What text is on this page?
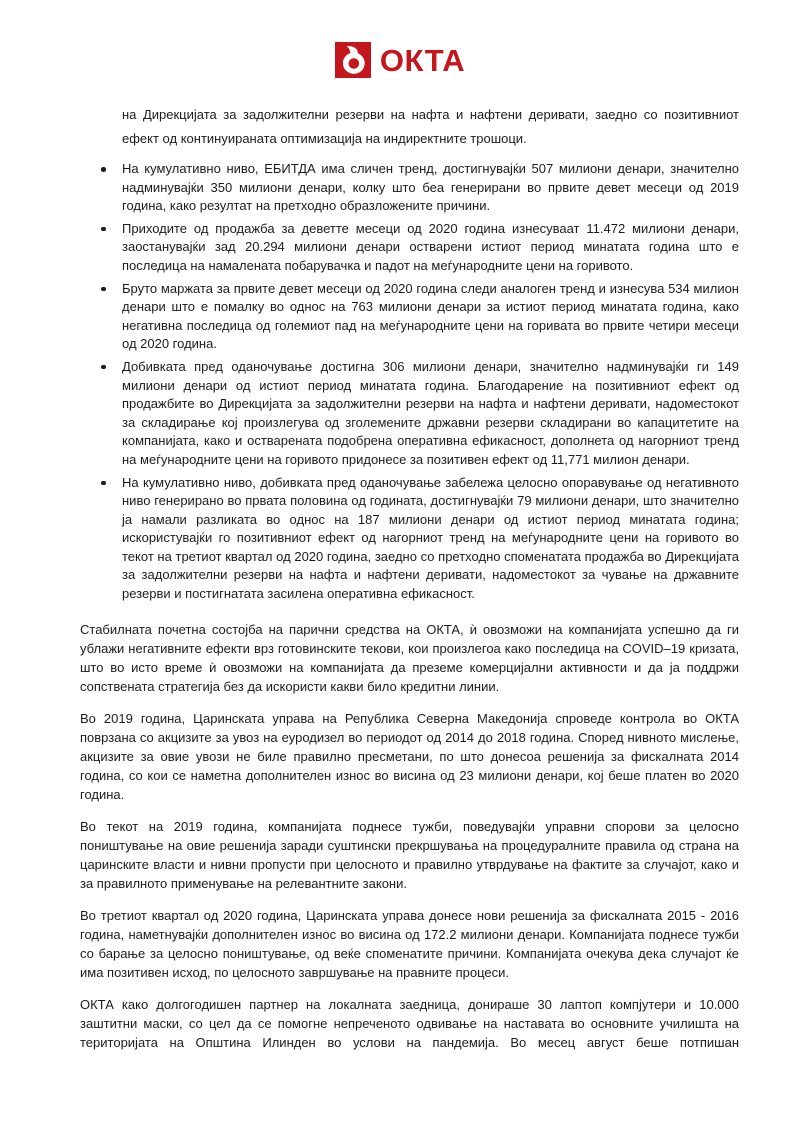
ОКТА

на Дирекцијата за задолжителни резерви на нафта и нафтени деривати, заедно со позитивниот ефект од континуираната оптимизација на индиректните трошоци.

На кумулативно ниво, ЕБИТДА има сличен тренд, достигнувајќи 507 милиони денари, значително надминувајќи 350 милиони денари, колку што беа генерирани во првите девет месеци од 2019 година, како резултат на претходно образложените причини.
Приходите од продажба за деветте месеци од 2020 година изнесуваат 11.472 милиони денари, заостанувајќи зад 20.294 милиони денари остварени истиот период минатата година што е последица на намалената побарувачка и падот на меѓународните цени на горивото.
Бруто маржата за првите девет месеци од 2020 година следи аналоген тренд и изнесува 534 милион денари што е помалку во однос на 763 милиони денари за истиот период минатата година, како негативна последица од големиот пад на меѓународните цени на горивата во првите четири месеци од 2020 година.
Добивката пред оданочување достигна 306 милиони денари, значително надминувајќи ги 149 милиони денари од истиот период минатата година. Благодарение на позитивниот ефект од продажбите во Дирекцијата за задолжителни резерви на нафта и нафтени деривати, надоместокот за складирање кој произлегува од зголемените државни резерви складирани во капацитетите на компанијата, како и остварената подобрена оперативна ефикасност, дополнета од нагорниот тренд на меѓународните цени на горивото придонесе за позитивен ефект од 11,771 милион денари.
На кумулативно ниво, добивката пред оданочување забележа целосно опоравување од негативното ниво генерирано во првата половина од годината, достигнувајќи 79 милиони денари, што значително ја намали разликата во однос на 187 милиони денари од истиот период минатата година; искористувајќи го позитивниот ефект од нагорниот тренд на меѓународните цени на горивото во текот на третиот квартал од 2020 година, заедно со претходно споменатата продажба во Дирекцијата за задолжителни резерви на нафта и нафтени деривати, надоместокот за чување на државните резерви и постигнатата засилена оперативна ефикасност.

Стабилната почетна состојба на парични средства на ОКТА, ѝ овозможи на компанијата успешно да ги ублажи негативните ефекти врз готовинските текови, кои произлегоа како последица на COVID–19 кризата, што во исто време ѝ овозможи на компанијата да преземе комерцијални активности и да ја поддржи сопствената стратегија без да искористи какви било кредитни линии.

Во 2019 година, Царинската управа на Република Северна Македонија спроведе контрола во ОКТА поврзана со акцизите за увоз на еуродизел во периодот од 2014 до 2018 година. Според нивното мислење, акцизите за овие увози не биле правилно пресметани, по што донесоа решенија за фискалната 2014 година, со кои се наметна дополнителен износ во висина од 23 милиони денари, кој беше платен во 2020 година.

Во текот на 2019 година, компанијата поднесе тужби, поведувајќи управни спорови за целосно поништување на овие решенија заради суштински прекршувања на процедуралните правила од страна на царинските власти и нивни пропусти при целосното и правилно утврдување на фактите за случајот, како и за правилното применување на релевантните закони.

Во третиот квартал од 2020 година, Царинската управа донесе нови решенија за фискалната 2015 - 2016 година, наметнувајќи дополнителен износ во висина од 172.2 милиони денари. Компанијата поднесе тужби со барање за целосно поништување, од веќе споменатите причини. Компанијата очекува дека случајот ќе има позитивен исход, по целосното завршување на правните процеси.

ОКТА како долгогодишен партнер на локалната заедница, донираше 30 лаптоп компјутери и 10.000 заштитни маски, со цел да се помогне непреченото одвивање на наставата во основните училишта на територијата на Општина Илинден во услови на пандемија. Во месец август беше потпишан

#####

Exercise requirements »
From the entries above, pull out each line that includes "минатата".

Full solution »
Приходите од продажба за деветте месеци од 2020 година изнесуваат 11.472 милиони денари, заостанувајќи зад 20.294 милиони денари остварени истиот период минатата година што е последица на намалената побарувачка и падот на меѓународните цени на горивото.
Бруто маржата за првите девет месеци од 2020 година следи аналоген тренд и изнесува 534 милион денари што е помалку во однос на 763 милиони денари за истиот период минатата година, како негативна последица од големиот пад на меѓународните цени на горивата во првите четири месеци од 2020 година.
Добивката пред оданочување достигна 306 милиони денари, значително надминувајќи ги 149 милиони денари од истиот период минатата година. Благодарение на позитивниот ефект од продажбите во Дирекцијата за задолжителни резерви на нафта и нафтени деривати, надоместокот за складирање кој произлегува од зголемените државни резерви складирани во капацитетите на компанијата, како и остварената подобрена оперативна ефикасност, дополнета од нагорниот тренд на меѓународните цени на горивото придонесе за позитивен ефект од 11,771 милион денари.
На кумулативно ниво, добивката пред оданочување забележа целосно опоравување од негативното ниво генерирано во првата половина од годината, достигнувајќи 79 милиони денари, што значително ја намали разликата во однос на 187 милиони денари од истиот период минатата година; искористувајќи го позитивниот ефект од нагорниот тренд на меѓународните цени на горивото во текот на третиот квартал од 2020 година, заедно со претходно споменатата продажба во Дирекцијата за задолжителни резерви на нафта и нафтени деривати, надоместокот за чување на државните резерви и постигнатата засилена оперативна ефикасност.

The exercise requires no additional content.